## What to do
Find each line with the word "umbrella" and copy it.

## Exercise input
____________________

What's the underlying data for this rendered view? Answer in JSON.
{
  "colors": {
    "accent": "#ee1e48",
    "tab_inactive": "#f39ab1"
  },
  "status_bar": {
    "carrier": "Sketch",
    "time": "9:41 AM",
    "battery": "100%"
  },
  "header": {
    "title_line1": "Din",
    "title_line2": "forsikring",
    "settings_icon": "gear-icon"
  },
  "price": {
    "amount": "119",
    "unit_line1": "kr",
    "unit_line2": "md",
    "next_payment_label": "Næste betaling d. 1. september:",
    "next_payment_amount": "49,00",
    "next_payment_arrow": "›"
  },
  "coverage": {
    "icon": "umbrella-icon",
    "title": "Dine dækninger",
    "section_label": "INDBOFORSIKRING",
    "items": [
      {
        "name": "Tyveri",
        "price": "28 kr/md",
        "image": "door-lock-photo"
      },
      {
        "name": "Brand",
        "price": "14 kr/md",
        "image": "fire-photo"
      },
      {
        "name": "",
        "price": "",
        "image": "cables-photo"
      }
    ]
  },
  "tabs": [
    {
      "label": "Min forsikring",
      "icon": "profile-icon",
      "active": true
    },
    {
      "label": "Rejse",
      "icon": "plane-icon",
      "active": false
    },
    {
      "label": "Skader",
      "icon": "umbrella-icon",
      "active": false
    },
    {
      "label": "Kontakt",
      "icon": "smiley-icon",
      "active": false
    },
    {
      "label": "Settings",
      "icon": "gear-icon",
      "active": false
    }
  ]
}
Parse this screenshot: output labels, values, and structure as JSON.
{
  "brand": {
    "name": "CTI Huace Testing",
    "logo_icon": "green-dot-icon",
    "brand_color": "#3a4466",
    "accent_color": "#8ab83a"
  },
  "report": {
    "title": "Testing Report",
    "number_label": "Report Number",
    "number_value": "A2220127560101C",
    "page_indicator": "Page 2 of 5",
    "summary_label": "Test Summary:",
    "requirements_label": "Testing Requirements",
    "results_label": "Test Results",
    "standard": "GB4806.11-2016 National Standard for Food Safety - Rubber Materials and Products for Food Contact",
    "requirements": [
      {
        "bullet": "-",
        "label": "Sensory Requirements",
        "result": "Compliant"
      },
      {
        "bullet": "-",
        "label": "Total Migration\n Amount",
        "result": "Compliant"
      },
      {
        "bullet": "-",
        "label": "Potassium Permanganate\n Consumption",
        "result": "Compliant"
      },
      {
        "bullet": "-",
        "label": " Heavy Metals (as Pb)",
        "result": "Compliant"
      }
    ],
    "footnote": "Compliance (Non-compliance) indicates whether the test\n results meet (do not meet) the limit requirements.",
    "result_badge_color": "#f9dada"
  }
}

____________________

## Answer in full
    "icon": "umbrella-icon",
      "icon": "umbrella-icon",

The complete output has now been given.